▸ **What you need to do**: Copy each line in which the string "into" occurs.

--- begin Information supplied ---

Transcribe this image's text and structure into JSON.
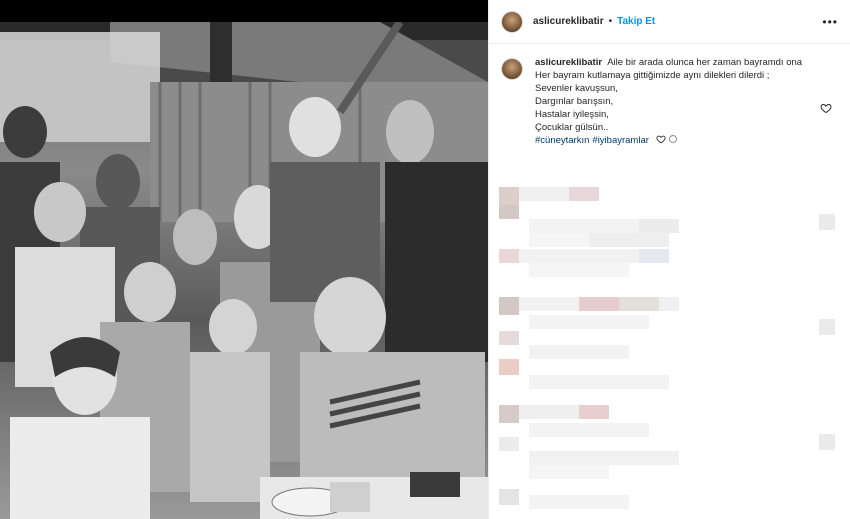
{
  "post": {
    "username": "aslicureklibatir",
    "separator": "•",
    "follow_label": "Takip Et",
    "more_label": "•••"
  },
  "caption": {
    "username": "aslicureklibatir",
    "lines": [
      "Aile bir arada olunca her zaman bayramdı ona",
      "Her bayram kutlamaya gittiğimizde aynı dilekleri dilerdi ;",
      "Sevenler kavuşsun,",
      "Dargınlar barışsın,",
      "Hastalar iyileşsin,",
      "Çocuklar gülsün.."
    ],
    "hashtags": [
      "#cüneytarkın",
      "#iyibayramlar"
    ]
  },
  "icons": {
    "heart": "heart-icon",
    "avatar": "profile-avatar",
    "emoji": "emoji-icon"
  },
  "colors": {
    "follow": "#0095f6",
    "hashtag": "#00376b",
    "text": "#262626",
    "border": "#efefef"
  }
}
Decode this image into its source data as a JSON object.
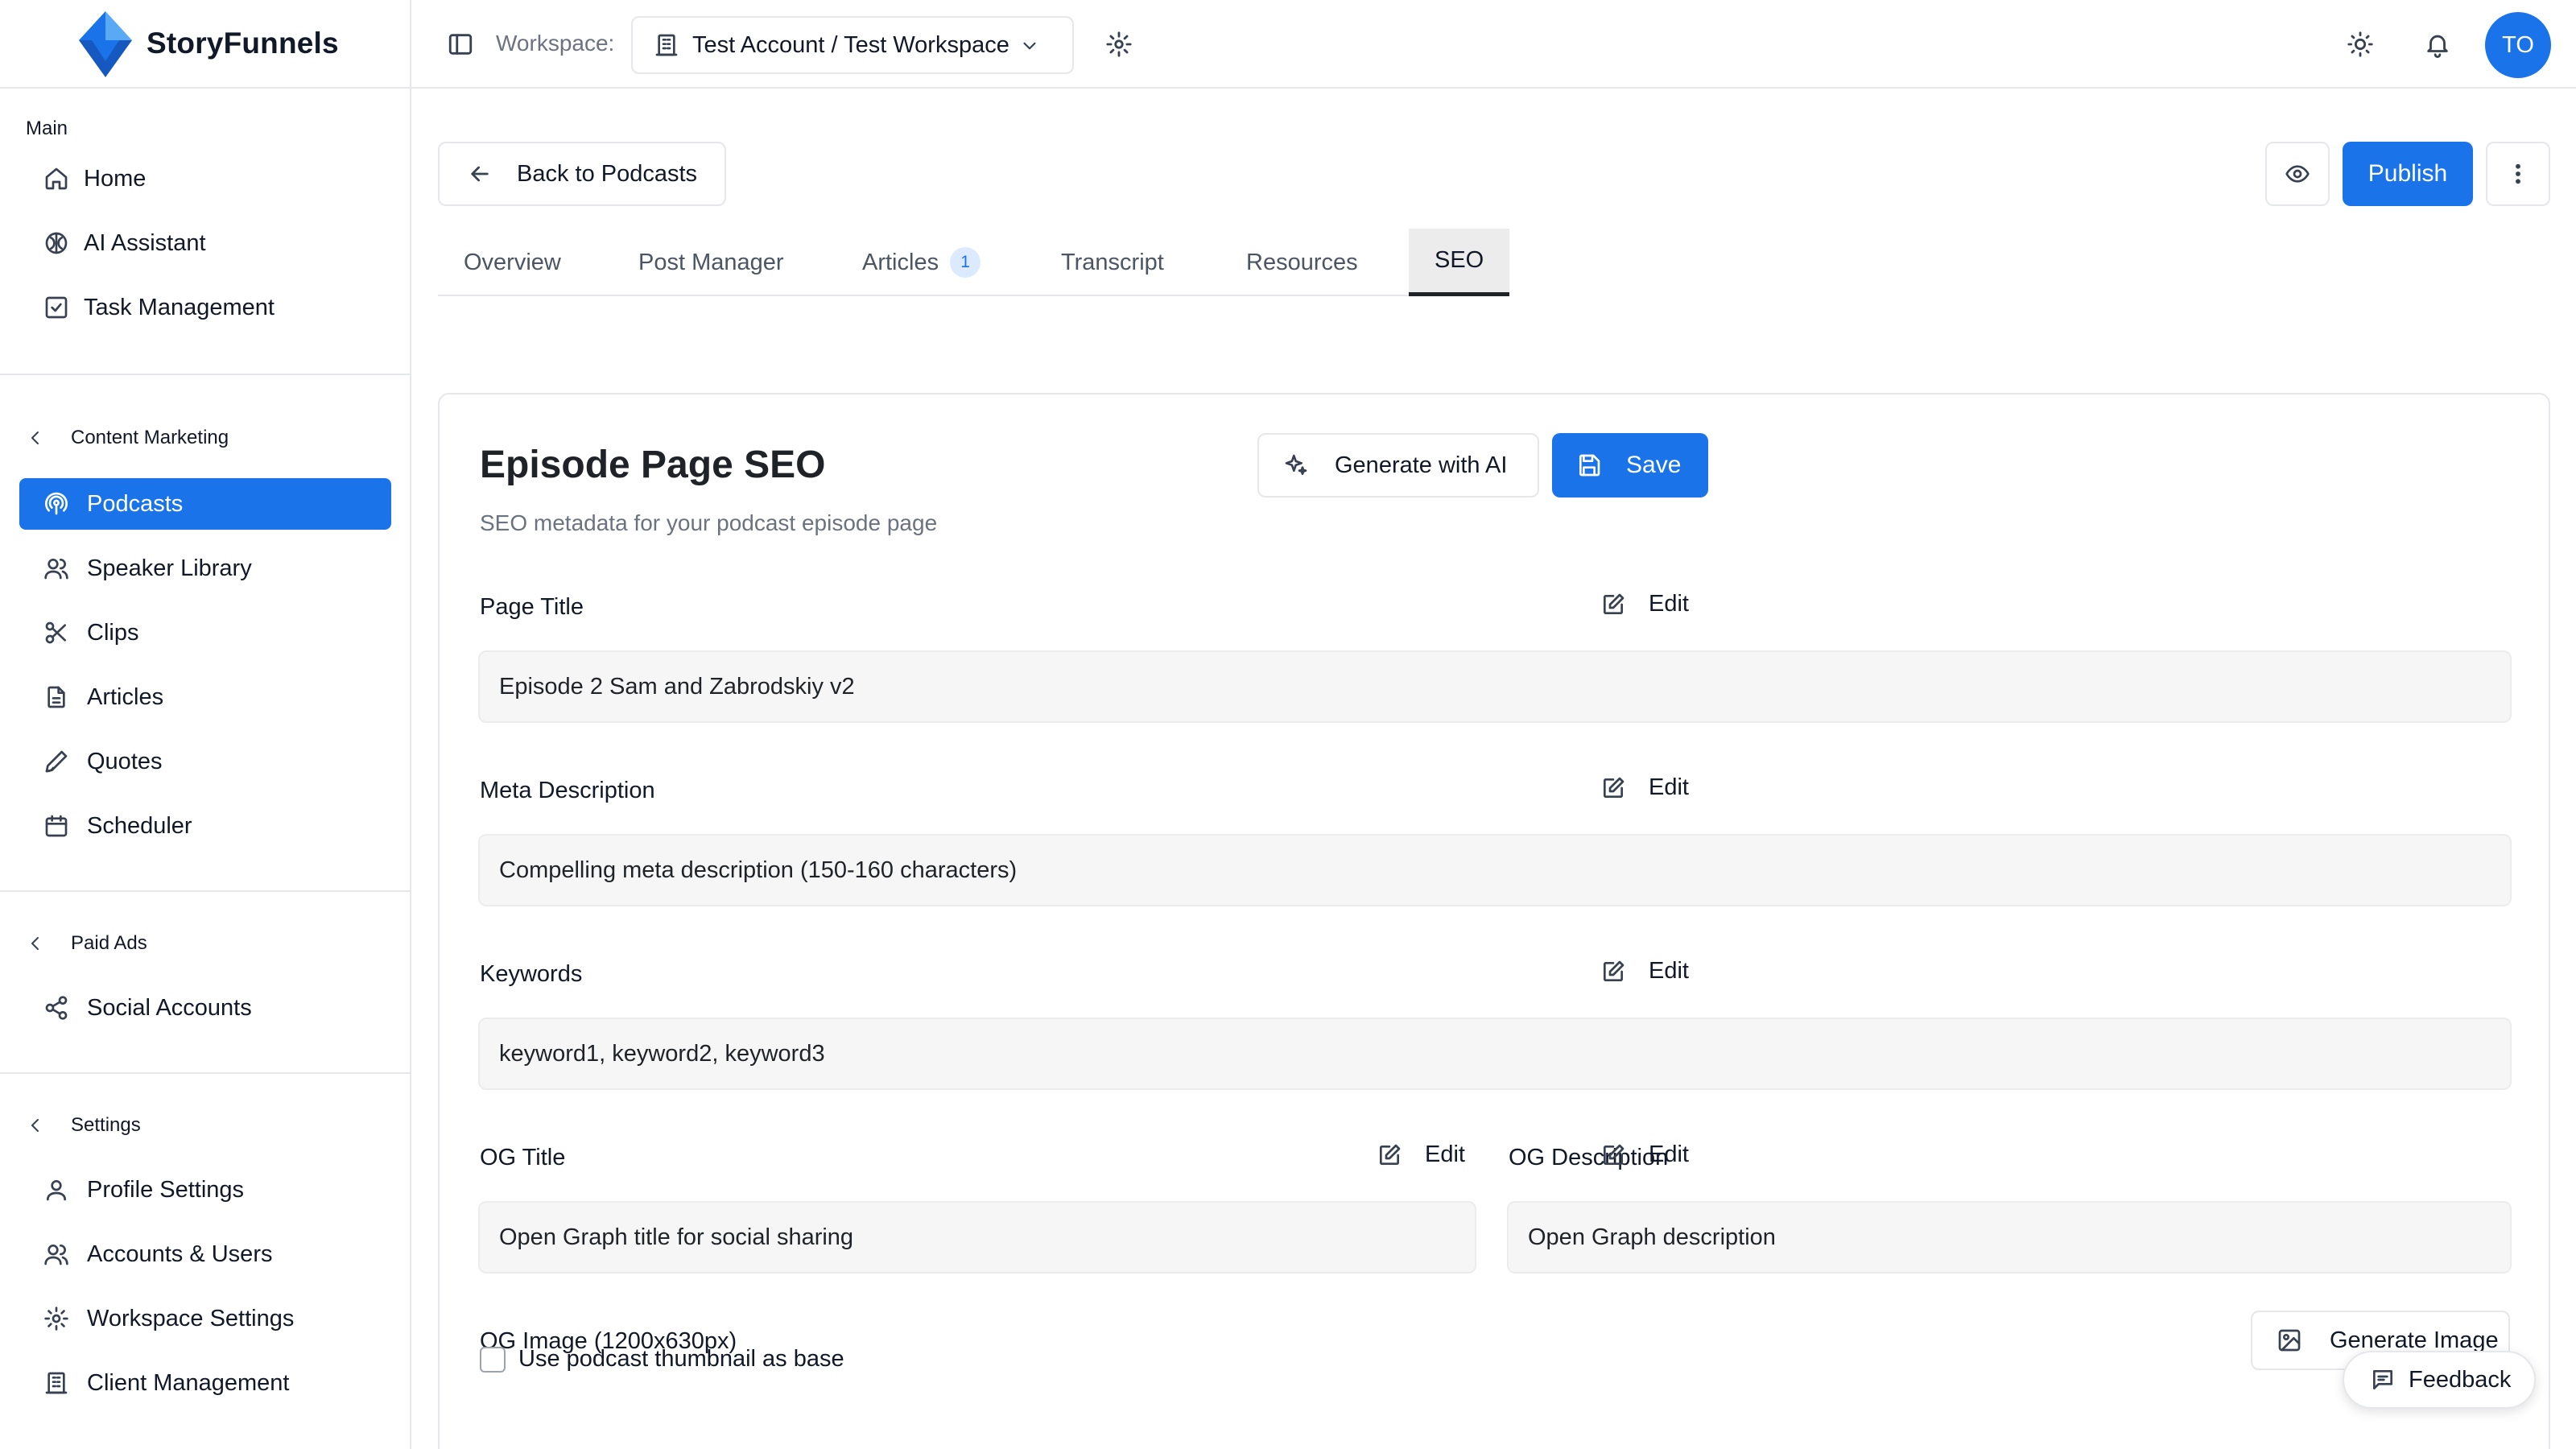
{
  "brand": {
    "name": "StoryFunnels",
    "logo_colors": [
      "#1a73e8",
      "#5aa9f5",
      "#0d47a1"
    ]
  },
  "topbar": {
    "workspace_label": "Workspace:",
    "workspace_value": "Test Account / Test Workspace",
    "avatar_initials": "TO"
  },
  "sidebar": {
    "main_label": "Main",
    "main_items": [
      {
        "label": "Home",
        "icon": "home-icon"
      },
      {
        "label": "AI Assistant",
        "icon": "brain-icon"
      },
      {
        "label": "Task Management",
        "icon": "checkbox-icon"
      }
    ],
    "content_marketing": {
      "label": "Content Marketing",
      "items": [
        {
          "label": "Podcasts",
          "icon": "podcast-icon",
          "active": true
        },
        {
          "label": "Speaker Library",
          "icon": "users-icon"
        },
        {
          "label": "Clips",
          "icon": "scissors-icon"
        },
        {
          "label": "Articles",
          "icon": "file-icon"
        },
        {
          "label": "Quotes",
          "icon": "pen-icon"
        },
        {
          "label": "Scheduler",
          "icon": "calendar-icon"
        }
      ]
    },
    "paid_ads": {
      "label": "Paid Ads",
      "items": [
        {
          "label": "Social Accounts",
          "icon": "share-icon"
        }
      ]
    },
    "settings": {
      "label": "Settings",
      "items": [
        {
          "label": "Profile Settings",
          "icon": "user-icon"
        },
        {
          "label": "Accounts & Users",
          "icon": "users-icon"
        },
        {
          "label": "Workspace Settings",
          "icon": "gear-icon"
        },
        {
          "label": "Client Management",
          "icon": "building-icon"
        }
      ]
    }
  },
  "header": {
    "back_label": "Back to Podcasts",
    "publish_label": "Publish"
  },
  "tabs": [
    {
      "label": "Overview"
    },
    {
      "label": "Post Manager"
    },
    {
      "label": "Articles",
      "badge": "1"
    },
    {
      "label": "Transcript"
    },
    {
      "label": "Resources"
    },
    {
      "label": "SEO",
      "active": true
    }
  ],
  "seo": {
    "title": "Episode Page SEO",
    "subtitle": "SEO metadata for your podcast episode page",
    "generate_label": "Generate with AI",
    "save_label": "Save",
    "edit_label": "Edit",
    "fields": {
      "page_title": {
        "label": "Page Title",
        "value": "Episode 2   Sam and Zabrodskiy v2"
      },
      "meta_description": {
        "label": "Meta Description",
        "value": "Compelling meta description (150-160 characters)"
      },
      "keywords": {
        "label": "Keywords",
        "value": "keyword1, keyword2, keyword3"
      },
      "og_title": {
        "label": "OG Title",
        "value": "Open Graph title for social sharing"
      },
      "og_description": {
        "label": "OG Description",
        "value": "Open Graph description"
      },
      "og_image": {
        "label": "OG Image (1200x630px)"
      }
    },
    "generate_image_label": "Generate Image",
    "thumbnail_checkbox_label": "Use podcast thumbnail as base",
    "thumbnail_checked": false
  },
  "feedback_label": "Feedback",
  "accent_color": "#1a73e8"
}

--- end Information supplied ---
--- begin Information supplied ---

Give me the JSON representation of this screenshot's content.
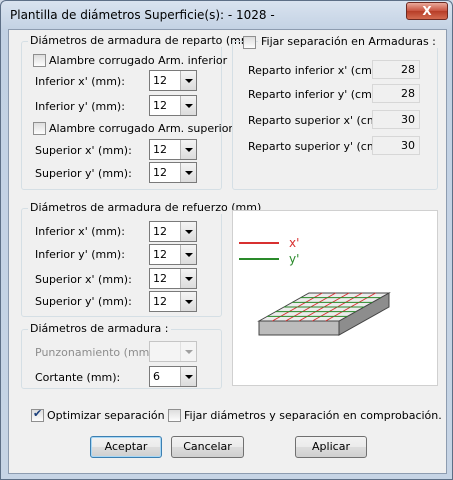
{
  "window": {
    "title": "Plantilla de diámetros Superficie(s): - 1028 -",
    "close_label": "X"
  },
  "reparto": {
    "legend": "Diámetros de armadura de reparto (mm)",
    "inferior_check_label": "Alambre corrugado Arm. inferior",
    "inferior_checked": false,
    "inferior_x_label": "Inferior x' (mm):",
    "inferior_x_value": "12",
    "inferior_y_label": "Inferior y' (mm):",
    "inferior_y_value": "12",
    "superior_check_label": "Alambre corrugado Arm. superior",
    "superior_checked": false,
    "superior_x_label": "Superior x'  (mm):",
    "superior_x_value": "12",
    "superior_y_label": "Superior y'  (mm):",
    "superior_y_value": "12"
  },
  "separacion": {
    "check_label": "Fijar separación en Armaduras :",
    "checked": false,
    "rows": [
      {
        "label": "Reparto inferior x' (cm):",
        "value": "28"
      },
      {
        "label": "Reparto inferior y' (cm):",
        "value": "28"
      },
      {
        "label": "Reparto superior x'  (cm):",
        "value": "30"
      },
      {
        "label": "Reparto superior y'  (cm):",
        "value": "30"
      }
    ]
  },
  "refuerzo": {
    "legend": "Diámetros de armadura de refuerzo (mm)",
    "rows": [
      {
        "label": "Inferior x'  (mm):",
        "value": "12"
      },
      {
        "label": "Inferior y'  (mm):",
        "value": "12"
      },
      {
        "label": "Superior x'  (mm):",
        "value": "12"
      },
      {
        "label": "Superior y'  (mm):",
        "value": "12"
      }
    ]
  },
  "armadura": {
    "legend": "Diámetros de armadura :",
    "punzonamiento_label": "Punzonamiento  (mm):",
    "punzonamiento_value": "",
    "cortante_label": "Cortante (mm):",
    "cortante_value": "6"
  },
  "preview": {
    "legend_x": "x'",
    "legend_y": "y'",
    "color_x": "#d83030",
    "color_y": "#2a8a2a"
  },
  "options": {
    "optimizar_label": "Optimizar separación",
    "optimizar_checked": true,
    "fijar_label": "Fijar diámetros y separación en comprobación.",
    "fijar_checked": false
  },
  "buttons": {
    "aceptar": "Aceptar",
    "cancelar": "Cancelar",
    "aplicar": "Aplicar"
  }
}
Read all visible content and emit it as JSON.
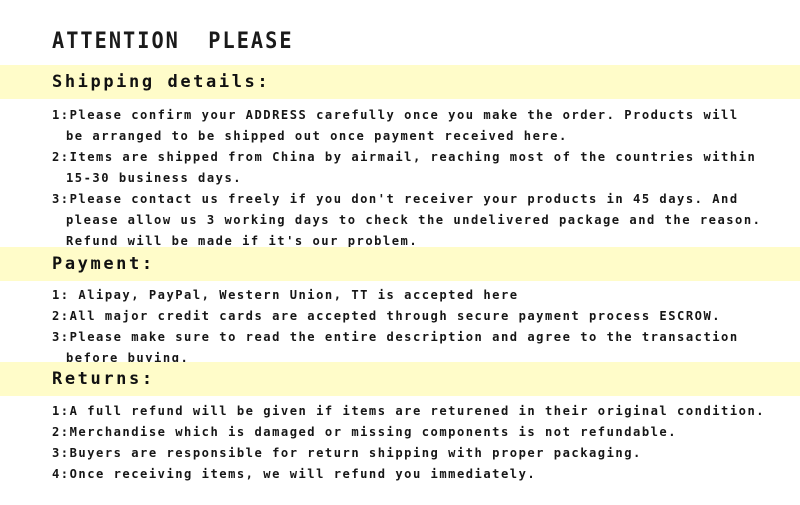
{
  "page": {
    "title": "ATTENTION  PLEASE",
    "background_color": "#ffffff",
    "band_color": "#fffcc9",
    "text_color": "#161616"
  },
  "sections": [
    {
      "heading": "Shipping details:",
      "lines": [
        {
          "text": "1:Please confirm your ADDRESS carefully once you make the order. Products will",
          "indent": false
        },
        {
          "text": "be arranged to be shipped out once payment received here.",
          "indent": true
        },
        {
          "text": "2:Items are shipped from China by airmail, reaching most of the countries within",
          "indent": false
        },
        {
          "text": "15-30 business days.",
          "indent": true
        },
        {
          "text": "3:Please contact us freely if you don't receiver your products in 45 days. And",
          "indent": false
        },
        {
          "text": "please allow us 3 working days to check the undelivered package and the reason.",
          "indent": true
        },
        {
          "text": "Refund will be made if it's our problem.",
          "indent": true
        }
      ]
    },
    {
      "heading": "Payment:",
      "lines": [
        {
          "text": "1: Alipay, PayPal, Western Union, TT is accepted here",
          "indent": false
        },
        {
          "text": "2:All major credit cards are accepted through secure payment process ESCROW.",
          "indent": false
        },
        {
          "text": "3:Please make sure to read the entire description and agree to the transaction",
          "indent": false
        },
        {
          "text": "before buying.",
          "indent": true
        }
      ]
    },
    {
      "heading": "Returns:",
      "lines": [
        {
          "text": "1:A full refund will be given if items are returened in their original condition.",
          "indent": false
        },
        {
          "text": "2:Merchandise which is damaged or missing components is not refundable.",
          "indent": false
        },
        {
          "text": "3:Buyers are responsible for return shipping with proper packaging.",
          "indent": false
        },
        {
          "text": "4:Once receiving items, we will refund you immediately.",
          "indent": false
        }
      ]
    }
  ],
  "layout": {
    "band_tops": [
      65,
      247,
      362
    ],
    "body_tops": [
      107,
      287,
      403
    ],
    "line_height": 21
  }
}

--- end Information supplied ---

▸ **Output for this task**:
Transcribe this image's text and structure into JSON.
Decode this image into its source data as a JSON object.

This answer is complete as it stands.